--- start of RECORDS FOR THE TASK ---

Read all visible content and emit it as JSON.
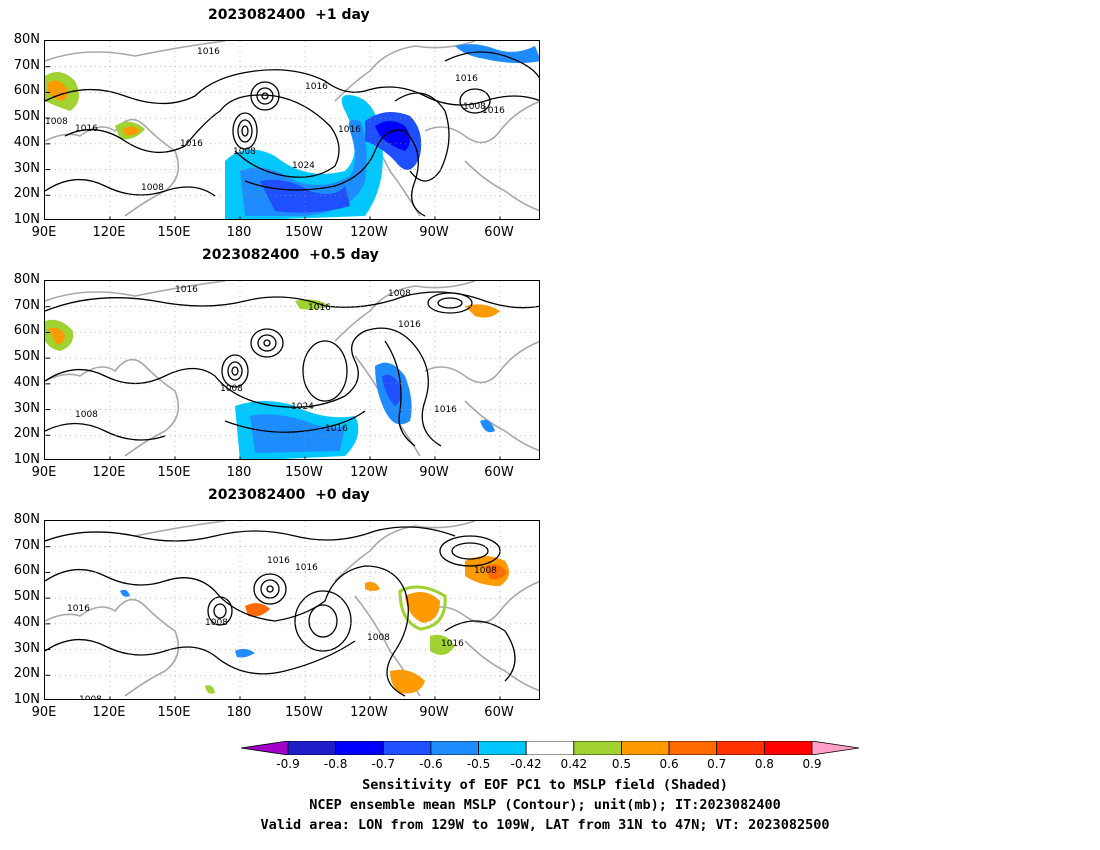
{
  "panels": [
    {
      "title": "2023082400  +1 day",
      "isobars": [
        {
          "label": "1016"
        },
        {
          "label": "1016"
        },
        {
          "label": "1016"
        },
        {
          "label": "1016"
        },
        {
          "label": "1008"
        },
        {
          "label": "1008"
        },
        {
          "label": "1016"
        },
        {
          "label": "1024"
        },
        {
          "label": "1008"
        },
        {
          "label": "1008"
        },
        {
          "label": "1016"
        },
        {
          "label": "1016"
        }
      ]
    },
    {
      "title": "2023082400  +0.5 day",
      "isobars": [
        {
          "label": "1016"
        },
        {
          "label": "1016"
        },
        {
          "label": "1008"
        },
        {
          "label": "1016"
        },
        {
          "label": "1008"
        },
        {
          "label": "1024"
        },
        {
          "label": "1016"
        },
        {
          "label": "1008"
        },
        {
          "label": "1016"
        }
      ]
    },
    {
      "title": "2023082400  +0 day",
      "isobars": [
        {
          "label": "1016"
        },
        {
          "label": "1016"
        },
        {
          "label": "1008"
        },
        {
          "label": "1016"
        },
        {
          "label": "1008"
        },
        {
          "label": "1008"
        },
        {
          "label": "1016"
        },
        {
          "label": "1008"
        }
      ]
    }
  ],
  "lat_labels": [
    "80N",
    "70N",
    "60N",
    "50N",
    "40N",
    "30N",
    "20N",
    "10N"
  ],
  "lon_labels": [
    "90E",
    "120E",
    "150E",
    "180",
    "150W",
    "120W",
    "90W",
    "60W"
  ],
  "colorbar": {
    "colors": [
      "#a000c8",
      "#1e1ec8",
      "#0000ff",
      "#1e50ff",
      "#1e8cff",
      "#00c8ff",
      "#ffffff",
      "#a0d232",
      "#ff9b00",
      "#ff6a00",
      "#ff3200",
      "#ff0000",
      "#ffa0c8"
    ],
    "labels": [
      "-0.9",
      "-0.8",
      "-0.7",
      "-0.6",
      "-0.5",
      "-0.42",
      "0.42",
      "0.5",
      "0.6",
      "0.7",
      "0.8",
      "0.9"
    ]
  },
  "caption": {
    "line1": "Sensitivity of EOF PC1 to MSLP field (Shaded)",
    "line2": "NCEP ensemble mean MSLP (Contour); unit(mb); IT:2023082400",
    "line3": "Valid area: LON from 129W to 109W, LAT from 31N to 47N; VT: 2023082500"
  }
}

--- end of RECORDS FOR THE TASK ---
--- start of RECORDS FOR THE TASK ---

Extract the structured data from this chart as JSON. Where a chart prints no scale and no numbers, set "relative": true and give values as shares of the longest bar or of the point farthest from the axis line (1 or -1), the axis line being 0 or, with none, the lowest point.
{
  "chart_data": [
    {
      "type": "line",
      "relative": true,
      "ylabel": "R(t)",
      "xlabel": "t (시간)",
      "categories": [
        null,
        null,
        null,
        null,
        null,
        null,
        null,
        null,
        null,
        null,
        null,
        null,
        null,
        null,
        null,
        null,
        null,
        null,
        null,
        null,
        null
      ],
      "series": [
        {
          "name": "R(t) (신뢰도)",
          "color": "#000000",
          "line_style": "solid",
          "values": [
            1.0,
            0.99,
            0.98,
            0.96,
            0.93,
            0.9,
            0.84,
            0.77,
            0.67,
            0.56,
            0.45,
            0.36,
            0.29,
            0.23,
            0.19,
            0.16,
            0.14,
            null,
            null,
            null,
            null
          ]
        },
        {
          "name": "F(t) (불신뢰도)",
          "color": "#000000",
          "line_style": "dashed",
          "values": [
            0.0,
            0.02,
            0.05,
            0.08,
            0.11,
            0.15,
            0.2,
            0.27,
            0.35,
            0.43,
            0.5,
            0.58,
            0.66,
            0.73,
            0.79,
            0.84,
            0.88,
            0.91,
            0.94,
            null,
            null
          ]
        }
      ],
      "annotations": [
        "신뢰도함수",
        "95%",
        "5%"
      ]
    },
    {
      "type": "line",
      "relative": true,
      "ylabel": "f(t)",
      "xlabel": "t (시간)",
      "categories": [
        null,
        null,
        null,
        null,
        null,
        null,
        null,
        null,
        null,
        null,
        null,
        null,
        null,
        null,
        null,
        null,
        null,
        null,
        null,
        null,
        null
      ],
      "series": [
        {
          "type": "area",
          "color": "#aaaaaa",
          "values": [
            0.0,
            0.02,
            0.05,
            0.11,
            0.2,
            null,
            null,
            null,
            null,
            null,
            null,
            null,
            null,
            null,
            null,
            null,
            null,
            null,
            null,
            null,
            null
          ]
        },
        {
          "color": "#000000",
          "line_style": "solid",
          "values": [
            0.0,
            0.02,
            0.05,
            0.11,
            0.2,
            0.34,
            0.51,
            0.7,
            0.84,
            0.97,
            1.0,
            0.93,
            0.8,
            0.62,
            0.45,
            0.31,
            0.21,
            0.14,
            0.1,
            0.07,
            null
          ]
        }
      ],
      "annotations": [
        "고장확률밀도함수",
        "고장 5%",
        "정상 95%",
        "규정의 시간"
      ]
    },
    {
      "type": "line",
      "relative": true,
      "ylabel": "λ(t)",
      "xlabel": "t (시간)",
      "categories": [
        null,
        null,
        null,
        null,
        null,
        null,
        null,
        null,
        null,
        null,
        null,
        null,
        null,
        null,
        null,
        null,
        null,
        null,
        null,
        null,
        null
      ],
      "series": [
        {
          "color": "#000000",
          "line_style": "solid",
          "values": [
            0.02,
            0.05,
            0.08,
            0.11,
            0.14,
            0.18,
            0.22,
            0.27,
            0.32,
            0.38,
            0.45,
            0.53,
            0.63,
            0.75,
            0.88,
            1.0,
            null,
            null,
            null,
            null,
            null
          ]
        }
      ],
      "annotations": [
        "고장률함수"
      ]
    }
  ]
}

--- end of RECORDS FOR THE TASK ---
--- start of RECORDS FOR THE TASK ---

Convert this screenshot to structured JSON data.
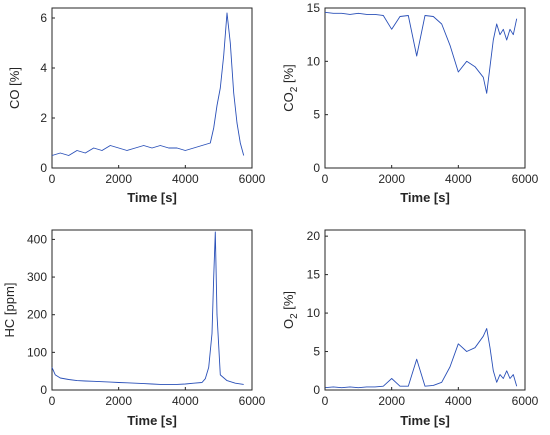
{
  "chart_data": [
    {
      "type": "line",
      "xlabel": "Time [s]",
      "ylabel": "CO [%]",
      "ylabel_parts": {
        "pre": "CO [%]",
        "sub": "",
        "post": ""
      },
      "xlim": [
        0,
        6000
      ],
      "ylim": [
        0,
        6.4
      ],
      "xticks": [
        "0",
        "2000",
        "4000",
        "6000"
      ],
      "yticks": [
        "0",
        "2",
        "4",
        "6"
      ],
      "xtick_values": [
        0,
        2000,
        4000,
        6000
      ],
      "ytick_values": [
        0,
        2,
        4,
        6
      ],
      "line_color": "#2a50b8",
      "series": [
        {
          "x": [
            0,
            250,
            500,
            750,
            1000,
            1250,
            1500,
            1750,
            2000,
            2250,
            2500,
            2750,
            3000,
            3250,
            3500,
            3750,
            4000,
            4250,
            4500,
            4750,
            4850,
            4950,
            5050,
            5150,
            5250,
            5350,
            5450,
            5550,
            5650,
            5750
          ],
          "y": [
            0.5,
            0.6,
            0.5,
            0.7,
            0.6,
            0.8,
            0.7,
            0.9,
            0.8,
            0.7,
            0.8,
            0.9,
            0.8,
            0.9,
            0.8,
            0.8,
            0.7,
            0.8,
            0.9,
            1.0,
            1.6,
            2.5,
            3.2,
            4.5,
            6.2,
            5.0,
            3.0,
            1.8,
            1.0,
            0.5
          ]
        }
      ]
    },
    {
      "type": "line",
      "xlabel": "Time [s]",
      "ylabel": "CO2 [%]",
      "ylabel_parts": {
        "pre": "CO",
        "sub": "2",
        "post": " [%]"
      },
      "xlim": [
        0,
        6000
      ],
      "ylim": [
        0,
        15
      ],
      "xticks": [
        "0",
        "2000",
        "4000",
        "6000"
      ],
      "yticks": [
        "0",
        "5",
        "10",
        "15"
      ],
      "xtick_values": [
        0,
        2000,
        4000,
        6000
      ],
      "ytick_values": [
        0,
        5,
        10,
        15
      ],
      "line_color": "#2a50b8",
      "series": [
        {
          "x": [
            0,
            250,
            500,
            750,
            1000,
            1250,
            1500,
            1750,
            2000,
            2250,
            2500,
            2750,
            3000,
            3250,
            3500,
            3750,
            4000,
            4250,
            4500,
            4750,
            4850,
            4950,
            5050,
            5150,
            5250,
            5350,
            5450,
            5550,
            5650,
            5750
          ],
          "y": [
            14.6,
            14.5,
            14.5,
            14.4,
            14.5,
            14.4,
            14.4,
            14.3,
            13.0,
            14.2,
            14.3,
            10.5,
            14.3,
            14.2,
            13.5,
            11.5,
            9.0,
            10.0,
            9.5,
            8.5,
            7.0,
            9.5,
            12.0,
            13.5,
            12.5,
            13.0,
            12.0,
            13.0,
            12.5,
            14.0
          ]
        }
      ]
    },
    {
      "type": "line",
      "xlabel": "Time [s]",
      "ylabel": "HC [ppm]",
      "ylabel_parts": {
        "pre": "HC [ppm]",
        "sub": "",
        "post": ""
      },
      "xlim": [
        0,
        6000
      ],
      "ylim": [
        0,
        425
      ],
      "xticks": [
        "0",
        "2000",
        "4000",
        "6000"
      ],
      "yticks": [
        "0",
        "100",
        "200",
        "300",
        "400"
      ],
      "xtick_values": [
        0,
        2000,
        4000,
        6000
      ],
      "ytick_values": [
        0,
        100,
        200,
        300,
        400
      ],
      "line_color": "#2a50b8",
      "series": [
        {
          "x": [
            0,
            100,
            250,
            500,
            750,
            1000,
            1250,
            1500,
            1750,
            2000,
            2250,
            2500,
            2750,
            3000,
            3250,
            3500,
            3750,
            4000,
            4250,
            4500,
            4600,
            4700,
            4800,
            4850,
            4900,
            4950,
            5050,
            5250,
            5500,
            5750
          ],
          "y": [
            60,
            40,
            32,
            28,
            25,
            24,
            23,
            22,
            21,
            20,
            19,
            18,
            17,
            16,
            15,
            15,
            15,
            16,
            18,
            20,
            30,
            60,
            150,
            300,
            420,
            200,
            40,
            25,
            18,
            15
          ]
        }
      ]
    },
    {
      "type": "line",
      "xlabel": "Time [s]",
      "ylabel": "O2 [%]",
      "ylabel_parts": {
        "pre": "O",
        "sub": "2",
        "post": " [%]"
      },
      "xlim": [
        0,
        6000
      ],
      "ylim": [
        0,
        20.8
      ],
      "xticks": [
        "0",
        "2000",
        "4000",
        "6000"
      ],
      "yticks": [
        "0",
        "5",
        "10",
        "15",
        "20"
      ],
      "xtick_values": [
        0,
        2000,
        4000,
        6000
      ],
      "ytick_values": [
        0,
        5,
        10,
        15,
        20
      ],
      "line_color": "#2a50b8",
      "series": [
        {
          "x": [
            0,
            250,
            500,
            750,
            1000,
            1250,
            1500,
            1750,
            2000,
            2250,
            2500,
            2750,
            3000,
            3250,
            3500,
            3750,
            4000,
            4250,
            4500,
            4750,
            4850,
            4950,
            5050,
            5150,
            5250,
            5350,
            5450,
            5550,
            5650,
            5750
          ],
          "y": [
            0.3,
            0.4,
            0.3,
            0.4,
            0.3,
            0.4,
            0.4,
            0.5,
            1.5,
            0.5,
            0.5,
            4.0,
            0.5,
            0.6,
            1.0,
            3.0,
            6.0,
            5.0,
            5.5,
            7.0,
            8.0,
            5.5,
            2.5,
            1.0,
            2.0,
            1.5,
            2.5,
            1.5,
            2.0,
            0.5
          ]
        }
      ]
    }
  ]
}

--- end of RECORDS FOR THE TASK ---

» **TASK BRIEF**: Go through the entries and return each line where the word "this" appears.

» **RESPONSE TO THE TASK**:
Extract the structured data from this chart as JSON. Where a chart prints no scale and no numbers, set "relative": true and give values as shares of the longest bar or of the point farthest from the axis line (1 or -1), the axis line being 0 or, with none, the lowest point.
Convert this screenshot to structured JSON data.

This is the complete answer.